**Direction:** Print the range of lines that opens with the line containing "Convert this document image to plain text." and closes with the last line of the listing. Include both ends; print nothing more.

Records from a dataset:
□ □ □ □ □ □ □

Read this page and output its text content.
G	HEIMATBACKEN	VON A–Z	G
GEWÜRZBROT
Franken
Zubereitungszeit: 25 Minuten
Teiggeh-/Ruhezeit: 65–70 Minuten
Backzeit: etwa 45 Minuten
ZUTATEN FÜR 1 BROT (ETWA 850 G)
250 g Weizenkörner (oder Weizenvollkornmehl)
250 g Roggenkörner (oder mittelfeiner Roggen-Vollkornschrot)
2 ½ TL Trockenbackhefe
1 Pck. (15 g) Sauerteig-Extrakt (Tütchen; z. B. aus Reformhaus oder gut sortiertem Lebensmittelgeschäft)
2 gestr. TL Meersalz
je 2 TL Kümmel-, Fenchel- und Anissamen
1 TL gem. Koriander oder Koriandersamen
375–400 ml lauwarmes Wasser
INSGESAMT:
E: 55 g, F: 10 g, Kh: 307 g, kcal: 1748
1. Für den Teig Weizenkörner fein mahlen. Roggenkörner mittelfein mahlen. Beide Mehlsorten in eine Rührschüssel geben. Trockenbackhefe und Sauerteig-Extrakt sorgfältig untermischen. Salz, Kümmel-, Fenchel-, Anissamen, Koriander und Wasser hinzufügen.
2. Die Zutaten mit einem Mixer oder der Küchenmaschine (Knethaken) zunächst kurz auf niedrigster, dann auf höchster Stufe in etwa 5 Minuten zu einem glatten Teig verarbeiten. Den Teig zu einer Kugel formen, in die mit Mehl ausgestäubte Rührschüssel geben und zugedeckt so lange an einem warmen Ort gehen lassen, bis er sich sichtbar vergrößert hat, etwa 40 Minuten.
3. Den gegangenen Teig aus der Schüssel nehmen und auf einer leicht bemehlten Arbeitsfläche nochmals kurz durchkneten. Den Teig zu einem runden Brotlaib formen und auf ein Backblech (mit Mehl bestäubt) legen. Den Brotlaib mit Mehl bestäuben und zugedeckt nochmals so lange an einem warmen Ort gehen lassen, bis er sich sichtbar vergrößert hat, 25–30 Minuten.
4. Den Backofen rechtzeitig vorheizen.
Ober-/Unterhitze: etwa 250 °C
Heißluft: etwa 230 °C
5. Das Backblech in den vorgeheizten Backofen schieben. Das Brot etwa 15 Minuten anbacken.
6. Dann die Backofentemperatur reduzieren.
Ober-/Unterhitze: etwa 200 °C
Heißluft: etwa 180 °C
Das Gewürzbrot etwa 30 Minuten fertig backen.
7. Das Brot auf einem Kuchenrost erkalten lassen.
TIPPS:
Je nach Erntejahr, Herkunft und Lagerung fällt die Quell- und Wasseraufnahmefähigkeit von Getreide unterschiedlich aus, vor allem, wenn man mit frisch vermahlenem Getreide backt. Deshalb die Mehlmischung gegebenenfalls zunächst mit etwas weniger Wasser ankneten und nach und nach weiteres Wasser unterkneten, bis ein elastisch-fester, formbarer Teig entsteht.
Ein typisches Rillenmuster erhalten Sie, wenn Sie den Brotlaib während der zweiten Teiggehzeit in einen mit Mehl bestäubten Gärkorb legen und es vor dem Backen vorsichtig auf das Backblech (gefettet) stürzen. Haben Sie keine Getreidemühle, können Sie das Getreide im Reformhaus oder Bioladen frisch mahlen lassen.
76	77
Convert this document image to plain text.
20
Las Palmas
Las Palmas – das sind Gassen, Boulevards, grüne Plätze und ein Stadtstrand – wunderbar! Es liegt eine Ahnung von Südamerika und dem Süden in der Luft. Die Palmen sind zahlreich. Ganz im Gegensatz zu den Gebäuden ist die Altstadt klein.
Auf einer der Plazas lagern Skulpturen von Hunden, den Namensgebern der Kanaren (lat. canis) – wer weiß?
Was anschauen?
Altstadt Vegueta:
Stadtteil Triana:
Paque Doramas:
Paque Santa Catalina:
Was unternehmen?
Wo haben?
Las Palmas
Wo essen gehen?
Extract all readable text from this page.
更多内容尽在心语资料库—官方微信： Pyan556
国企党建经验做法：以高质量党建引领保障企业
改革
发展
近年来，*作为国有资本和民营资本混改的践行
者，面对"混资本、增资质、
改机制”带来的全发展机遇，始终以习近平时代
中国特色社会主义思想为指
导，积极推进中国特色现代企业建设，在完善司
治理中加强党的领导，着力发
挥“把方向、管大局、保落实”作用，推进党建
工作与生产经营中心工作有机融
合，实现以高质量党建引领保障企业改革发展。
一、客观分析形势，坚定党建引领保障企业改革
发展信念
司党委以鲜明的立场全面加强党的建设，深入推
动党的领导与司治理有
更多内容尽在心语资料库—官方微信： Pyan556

□ □ □ □ □ □ □

**Full solution:**
Convert this document image to plain text.
20
Las Palmas
Las Palmas – das sind Gassen, Boulevards, grüne Plätze und ein Stadtstrand – wunderbar! Es liegt eine Ahnung von Südamerika und dem Süden in der Luft. Die Palmen sind zahlreich. Ganz im Gegensatz zu den Gebäuden ist die Altstadt klein.
Auf einer der Plazas lagern Skulpturen von Hunden, den Namensgebern der Kanaren (lat. canis) – wer weiß?
Was anschauen?
Altstadt Vegueta:
Stadtteil Triana:
Paque Doramas:
Paque Santa Catalina:
Was unternehmen?
Wo haben?
Las Palmas
Wo essen gehen?
Extract all readable text from this page.
更多内容尽在心语资料库—官方微信： Pyan556
国企党建经验做法：以高质量党建引领保障企业
改革
发展
近年来，*作为国有资本和民营资本混改的践行
者，面对"混资本、增资质、
改机制”带来的全发展机遇，始终以习近平时代
中国特色社会主义思想为指
导，积极推进中国特色现代企业建设，在完善司
治理中加强党的领导，着力发
挥“把方向、管大局、保落实”作用，推进党建
工作与生产经营中心工作有机融
合，实现以高质量党建引领保障企业改革发展。
一、客观分析形势，坚定党建引领保障企业改革
发展信念
司党委以鲜明的立场全面加强党的建设，深入推
动党的领导与司治理有
更多内容尽在心语资料库—官方微信： Pyan556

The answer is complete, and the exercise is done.